• [Work to complete] Report only the number of lines that hold the word "COVID".
---
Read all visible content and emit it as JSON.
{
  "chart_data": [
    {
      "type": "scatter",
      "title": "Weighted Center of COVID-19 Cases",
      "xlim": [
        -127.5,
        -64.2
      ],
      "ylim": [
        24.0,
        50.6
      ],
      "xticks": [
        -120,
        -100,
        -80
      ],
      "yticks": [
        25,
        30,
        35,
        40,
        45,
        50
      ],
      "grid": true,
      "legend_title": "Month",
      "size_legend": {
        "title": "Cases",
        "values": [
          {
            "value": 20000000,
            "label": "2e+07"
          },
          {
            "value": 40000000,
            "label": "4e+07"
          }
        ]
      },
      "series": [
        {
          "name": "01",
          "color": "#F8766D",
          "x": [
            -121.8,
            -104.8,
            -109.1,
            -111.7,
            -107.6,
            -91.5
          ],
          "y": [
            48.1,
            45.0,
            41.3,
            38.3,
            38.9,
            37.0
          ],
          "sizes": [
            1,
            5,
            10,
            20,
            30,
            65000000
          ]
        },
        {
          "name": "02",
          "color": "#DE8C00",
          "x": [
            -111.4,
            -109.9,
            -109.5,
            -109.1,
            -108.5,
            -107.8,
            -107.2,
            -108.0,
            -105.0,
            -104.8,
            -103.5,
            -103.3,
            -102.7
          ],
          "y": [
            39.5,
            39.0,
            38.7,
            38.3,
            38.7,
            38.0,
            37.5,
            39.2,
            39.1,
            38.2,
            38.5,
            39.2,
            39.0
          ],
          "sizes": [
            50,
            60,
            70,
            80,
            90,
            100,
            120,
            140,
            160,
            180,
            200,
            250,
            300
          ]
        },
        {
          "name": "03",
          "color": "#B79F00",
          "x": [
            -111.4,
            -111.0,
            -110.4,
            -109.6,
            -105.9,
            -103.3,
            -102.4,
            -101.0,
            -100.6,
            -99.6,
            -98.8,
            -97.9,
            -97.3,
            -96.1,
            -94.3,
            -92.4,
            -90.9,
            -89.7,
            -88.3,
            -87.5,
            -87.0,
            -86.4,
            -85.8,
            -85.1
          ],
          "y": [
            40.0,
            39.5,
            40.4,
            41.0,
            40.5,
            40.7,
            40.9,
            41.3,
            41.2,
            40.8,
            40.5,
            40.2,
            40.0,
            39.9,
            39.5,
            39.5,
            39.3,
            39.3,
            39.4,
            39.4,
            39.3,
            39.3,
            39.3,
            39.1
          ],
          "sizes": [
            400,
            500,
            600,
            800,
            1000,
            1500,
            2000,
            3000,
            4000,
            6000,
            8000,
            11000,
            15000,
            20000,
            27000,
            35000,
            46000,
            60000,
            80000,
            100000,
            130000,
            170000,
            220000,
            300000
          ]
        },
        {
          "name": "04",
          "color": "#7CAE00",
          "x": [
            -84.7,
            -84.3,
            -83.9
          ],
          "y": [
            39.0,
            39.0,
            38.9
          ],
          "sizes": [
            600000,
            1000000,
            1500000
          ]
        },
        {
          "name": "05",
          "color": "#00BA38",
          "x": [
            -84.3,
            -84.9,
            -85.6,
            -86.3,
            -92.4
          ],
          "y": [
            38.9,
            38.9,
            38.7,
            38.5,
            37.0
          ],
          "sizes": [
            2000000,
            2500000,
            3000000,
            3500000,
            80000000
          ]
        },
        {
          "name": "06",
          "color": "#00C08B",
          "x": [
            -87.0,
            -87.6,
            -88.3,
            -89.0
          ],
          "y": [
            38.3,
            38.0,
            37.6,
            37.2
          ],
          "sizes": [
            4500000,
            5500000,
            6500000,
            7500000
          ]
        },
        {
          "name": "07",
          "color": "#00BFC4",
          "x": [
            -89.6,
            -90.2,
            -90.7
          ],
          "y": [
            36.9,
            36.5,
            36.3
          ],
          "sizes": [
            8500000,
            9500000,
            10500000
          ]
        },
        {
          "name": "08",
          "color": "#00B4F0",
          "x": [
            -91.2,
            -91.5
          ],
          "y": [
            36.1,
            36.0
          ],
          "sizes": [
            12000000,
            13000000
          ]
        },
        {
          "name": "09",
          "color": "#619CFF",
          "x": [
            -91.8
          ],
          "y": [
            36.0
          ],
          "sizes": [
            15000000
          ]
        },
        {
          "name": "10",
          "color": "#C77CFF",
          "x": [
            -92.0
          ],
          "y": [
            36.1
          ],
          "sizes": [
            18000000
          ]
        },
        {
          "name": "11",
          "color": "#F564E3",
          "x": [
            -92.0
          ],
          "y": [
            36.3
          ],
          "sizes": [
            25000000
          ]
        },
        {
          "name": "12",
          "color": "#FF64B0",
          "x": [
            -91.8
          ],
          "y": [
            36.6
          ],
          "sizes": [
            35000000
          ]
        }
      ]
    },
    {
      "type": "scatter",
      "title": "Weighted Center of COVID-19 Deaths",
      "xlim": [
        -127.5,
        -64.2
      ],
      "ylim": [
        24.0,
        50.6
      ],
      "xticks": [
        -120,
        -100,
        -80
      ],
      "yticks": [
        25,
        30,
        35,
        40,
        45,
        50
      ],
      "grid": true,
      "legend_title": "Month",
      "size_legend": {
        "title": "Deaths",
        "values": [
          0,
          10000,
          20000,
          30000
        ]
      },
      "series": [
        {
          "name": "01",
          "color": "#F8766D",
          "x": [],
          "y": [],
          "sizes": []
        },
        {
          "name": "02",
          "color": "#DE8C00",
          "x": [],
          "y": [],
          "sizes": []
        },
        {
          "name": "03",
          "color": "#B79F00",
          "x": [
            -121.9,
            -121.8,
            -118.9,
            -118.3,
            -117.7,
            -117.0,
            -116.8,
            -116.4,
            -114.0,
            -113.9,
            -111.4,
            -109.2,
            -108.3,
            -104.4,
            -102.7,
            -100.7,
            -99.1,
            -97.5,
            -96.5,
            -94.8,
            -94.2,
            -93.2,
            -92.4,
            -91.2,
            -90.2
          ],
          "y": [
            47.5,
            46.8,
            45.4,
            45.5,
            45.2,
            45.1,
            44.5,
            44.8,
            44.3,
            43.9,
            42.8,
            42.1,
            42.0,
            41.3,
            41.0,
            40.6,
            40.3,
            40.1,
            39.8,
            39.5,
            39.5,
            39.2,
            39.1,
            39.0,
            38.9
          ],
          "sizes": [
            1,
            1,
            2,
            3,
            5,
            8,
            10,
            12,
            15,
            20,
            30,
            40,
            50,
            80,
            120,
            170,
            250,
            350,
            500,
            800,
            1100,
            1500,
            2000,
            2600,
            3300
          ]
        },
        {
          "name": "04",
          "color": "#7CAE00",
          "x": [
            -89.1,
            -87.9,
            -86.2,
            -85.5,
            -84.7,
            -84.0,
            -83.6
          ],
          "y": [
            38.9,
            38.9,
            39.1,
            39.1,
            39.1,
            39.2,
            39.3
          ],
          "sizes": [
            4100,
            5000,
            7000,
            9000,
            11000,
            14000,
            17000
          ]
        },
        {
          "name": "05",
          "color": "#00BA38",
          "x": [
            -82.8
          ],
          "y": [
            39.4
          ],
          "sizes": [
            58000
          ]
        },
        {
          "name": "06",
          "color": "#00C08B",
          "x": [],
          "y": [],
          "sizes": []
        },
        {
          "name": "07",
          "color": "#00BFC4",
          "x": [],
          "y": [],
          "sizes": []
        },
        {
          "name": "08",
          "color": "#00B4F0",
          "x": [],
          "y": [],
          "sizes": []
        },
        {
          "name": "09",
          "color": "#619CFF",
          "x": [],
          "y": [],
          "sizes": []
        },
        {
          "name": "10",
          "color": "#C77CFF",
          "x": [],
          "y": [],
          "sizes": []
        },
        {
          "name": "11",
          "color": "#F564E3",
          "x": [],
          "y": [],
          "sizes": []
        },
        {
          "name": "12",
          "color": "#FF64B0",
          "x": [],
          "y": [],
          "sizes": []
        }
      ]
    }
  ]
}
---
• [Correct answer] 2